*EXCERPT PROVIDED*
Siena                                                   22-23 April 2023

Dear travel diary...

 

Gill has absolutely no idea that her holiday is going to be highjacked today. I have been planning this detour for about nine months and it's been very difficult to hide the actual itinerary from her for such a long period. She thinks she is on her way to Venice but, in reality, when we get to Bologna she is going to realise that we are taking a train in exactly the opposite direction (south) from Bologna to get us to Siena.

 

This idea for the detour came about by accident. I stumbled across the beautiful Palazzo Colli-Bizzarini online and immediately knew I wanted to surprise Gill by taking her to spend a night there. The history of the Palazzo is outlined later in this post but for now it's enough to say it's the sort of place that you don't get to stay in very often. The word 'unique' is so often overused but, in this case, I think it's an appropriate adjective.

 

Gill discovering her digs for the night

Two bathrooms...sort of...

 

The second reason for the detour is that we visited Siena over 40 years ago and we thought it was one of the most beautiful cities we had ever visited. We did not have a lot of money and stayed in what was, then,  a modest hotel. In the intervening decades it has been transformed into one of the most luxurious hotels in Siena. I kept the receipt of our stay there which includes the room number. and hope that a friendly concierge might allow us to peek inside if there are no guests staying there.  We sat at an open air cafe in the beautiful Piazza del Campo and watched the evening passegiata.  It wasn't hard to fall in love with the city.

 

Piazza del Campo from the bell tower


A holy severed head and a finger

 

If you're the sort of person who enjoys looking at severed heads then Siena is the ideal place for you. Just pop into the Balilica Cateriniana di San Domenico and there in a special shrine which holds the mummified head of St Catherine. I can't bring myself to post a picture of this gruesome relic but if you must have a peek then go to THIS PAGE.

 

But wait..there's more!. In a little glass vessel you can see part of an amputated finger from St Catherine. As this relic isn't quite as horrific as the poor saint's head I'll let you see it.

 

St Catherine was born to a family of 25, yes that's right, 25 children. Apparently she liked to be charitable and was known to donate some of her family's food and clothing to the poor. Quite what her siblings thought when they discovered that their evening meal and clothes for the next day had been distributed without their consent is not recorded. 

 

When she was about 20 she claimed to be in a mystical marriage with Jesus. Nobody in the church seemed alarmed at the news that Jesus was, in fact, married. Quite the opposite - they thought Catherine was the bee's knees.

*WHAT YOU WILL DO*
1. Translate this sentence from the Siena travel diary into Spanish: "The second reason for the detour is that we visited Siena over 40 years ago and we thought it was one of the most beautiful cities we had ever visited."
2. Check each statement against the Siena travel diary. Answer yes or no, and quote the words that decide it. (a) The writer spent about nine months planning the detour. (b) St Catherine came from a family of twelve children. (c) The writer posts a picture of St Catherine's head.
3. Carry on the Siena travel diary from its last sentence, in the same voice.

(Annotated element listings)
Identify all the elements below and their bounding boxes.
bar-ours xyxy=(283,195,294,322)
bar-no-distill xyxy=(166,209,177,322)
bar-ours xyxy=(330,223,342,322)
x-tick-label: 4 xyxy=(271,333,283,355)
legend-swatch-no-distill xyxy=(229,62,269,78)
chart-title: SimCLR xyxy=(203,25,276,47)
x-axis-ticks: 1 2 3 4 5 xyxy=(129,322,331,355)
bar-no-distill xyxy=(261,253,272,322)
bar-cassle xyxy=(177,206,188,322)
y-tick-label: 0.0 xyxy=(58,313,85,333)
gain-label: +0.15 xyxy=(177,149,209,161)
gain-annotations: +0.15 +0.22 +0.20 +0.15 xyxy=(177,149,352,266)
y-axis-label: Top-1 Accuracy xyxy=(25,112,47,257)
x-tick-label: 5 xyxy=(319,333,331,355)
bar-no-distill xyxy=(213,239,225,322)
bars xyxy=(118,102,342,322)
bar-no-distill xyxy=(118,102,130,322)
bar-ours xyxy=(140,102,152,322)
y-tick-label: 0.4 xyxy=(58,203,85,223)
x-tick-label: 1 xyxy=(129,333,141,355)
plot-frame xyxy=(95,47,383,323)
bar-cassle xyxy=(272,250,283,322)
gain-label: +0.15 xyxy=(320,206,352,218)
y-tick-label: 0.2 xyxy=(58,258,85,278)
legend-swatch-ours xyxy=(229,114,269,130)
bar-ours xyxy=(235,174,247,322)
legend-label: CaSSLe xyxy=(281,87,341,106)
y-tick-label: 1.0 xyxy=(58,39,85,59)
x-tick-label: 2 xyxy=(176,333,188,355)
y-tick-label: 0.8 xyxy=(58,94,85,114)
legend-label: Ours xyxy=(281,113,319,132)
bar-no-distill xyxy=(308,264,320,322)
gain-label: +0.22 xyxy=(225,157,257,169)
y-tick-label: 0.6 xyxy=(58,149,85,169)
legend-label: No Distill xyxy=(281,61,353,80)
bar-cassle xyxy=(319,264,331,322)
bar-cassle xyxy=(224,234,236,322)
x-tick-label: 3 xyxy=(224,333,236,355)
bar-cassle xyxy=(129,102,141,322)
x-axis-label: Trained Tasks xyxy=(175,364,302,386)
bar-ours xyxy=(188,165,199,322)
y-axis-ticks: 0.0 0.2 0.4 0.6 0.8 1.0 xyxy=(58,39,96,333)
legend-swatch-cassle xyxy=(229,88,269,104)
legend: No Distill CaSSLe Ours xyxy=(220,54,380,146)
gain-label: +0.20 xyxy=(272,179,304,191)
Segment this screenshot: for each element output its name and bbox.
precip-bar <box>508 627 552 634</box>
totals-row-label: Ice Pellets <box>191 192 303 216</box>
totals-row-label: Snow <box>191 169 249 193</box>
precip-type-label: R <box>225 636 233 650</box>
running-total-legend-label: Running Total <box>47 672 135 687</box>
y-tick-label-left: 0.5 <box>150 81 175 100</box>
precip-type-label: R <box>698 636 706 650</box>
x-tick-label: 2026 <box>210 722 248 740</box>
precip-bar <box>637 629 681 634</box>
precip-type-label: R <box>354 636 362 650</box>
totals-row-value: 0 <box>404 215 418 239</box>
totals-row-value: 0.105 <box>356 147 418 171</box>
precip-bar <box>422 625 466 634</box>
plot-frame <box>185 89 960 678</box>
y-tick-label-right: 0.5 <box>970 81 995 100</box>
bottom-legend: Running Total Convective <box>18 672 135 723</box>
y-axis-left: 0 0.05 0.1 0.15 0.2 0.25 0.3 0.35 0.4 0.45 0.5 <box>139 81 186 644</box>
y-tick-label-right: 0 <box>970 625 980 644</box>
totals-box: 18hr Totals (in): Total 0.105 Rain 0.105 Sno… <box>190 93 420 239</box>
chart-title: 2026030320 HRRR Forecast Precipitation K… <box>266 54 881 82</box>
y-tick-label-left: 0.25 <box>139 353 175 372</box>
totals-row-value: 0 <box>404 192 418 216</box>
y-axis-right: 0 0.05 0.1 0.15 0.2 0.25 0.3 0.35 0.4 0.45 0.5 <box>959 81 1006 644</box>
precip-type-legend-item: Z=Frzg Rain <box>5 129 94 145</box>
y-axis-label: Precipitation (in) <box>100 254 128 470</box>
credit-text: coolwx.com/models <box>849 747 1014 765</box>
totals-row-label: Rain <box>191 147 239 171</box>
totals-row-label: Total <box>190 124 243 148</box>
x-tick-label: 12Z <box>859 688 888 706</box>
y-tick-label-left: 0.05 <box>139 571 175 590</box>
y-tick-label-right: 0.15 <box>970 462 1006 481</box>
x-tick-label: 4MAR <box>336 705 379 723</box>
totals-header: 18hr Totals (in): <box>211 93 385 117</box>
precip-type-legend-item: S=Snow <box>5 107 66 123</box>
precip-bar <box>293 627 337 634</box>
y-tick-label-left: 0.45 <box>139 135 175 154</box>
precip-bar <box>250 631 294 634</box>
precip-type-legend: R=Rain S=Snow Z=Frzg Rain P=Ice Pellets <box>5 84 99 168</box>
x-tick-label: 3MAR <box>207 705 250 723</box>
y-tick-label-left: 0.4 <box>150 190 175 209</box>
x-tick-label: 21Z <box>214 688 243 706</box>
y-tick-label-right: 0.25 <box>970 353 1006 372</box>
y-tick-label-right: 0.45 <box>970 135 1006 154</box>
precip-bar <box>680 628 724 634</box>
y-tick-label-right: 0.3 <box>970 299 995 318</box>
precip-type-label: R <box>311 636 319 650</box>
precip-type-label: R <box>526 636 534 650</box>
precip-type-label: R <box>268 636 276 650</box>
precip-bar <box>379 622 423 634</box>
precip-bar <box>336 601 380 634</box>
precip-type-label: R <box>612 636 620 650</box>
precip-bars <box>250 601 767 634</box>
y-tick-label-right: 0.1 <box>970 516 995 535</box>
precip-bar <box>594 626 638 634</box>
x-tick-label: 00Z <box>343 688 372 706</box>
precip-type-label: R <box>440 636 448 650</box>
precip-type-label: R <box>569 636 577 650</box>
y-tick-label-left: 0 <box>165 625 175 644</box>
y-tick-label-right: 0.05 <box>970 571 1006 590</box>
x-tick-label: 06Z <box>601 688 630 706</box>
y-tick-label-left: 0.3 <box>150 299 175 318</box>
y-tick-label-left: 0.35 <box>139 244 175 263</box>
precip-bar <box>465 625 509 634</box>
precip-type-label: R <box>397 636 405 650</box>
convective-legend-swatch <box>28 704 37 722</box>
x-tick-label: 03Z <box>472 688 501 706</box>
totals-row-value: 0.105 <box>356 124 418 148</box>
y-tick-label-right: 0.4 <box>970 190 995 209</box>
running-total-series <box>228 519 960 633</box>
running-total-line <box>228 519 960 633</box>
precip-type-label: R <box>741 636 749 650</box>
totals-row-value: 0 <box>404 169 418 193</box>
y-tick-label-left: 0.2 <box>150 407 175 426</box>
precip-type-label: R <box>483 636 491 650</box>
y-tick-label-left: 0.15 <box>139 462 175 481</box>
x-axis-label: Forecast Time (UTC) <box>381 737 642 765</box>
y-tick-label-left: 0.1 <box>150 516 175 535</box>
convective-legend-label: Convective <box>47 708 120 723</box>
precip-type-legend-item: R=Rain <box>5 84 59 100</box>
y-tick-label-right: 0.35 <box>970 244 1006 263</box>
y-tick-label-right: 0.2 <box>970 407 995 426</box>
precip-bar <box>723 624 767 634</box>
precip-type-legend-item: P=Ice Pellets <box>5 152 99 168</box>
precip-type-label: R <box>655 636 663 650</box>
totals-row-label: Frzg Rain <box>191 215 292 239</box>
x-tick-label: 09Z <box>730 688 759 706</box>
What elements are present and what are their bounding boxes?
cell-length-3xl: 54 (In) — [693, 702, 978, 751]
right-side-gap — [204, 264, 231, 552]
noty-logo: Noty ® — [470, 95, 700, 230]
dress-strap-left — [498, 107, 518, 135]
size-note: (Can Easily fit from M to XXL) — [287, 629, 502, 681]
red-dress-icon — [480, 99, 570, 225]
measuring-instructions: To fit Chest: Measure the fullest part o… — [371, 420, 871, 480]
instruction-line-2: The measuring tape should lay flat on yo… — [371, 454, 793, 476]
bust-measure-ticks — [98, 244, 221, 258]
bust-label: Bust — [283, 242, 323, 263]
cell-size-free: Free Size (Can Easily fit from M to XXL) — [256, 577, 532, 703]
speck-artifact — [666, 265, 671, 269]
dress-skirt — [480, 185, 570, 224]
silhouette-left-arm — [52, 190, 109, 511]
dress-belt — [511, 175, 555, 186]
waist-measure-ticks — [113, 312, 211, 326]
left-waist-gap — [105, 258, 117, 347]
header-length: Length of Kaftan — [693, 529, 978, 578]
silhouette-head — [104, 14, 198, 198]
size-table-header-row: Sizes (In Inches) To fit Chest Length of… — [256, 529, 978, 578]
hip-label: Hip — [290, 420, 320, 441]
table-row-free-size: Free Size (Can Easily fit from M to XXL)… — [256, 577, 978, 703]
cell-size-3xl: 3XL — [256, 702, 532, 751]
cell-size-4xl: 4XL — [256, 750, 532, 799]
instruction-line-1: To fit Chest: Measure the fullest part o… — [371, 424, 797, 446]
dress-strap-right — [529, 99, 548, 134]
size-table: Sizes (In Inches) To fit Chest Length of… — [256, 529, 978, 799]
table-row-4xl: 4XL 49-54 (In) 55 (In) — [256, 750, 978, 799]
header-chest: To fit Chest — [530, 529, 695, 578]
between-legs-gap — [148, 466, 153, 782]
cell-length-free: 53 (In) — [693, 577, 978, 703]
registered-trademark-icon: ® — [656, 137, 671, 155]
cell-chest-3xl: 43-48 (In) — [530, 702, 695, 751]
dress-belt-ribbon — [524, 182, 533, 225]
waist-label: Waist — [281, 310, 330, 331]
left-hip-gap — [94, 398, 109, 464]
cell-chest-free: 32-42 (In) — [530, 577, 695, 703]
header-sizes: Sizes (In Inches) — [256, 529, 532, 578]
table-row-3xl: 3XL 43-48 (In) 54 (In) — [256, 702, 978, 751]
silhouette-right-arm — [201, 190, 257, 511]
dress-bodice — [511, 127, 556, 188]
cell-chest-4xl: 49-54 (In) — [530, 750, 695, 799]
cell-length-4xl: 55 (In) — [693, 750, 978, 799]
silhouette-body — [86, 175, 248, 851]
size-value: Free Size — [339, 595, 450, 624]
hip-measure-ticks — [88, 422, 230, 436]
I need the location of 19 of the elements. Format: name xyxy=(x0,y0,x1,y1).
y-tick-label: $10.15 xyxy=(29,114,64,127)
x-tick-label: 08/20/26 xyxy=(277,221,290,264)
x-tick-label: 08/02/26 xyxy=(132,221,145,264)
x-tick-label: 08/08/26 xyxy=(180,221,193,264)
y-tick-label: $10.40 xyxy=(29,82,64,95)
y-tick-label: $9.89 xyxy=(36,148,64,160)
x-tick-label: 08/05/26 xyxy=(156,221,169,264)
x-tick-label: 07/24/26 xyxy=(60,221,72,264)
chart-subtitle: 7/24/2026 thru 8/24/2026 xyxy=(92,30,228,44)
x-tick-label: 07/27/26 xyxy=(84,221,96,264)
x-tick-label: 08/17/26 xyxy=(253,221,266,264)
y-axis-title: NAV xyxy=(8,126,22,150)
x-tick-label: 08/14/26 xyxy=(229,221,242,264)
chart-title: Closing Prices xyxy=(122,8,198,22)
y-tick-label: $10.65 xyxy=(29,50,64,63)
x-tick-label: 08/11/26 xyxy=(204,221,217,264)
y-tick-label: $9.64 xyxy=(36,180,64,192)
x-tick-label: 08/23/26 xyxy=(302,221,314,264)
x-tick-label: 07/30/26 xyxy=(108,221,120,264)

*FINAL RESULTS*
1. La segunda razón del desvío es que visitamos Siena hace más de 40 años y nos pareció una de las ciudades más hermosas que habíamos visitado jamás.

2.
(a) Yes: "I have been planning this detour for about nine months"
(b) No: "St Catherine was born to a family of 25, yes that's right, 25 children."
(c) No: "I can't bring myself to post a picture of this gruesome relic"

3.
That would explain them not batting an eyelid when it was claimed that her invisible wedding ring was made of the Saviour's skin. To be anatomically correct the ring was supposedly the Baby Jesus' foreskin. All I can say is that she must have had very small fingers.

 

She claimed to have received the stigmata but conveniently, the marks on her hands and feet where the nails pierced Jesus' body were only visible to her. 

 

If you thought the story was strange to this point you ain't heard  nothing yet. I will let the Atlas Obscura give you a gist of the strange happenings around Catherine;

"Her miracles were not limited to the stigmata and visions: Catherine was seen levitating during prayer, and a priest once said that he saw the Holy Communion fly from his hand straight into Catherine’s mouth like a miraculous Frisbee."

Well..yes and then there's this

 

 "She died while in Rome, but her hometown, Siena, wanted to have her body. When they realized they would not be able to smuggle the whole body past the guards in Rome, they took only her head, hidden in a paper bag. Unfortunately, they were stopped by the guards anyway. The thieves prayed to Catherine to protect them, and when the guards looked in the bag, they saw not the small withered head of the saint, but hundreds of rose petals. When they returned to Siena, the head had re-materialized.."

Honestly?

 

I shall end this amazing story with the useful information that apparently three of Catherne's fingers and a left foot are in Venice. A hand and a shoulder blade are in another church in Rome and Florence had to make do with a rib.

 

in which the author writes of popes and dicks

 

It took an awfully long time to build St Peter’s Basilica in Rome. It’s hard to know exactly who to blame for the slow progress but my guess is that the architect has a lot to answer for. I say architect but in fact there was a whole slew of them over the 120 years it took to complete the project.  If only they had made it a bit smaller it might have been finished earlier but no, it had to be gigantic. It’s anyone’s guess as to why a church needed to be so cavernous but it’s probably down to a succession of popes trying to outdo each other in a big swinging dick competition.  Given that celibacy was a key requirement of the job of Pope, it is not surprising that they over compensated by building the tallest nave in Christendom. Well, Beauvais was taller by a metre but that fell down.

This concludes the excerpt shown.